• EXERCISE DATA:
"""

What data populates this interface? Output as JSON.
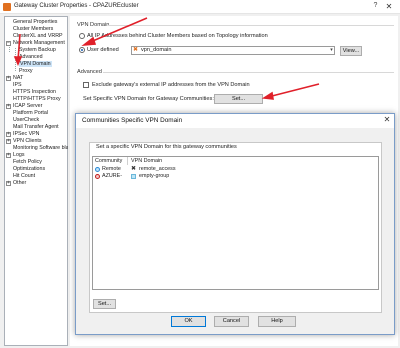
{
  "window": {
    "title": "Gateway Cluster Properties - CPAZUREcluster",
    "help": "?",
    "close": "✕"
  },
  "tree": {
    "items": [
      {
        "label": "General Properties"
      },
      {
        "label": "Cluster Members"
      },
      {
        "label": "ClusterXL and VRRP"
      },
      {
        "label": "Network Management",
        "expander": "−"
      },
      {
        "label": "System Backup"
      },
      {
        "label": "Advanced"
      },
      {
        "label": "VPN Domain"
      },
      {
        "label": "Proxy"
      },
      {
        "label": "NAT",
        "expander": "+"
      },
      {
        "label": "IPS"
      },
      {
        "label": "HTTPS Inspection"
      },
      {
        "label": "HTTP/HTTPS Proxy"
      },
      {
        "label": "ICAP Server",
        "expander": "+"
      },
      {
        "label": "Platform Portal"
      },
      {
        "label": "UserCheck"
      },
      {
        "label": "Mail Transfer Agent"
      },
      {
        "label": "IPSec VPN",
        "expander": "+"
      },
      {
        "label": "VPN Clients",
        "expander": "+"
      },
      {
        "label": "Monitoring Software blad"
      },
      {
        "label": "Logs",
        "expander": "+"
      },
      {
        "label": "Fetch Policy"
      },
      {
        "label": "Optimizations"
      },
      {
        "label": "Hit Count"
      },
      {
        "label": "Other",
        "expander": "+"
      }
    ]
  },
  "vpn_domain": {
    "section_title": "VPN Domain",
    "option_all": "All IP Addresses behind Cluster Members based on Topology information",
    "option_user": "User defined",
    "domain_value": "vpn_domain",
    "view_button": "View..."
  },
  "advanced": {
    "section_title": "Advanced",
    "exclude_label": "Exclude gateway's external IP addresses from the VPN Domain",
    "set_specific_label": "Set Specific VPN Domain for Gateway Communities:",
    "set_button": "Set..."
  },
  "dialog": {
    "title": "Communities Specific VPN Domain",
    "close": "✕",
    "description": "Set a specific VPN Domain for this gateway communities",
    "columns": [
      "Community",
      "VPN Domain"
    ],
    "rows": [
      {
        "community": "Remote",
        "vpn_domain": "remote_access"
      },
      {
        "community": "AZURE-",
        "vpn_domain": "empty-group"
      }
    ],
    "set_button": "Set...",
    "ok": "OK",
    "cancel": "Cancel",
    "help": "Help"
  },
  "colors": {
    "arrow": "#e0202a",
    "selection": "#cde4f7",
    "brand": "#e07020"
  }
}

"""

• TASK DIRECTIONS:
Find all lines with "this" in them and copy each one.

• RESPONSE BELOW:
What data populates this interface? Output as JSON.
    "description": "Set a specific VPN Domain for this gateway communities",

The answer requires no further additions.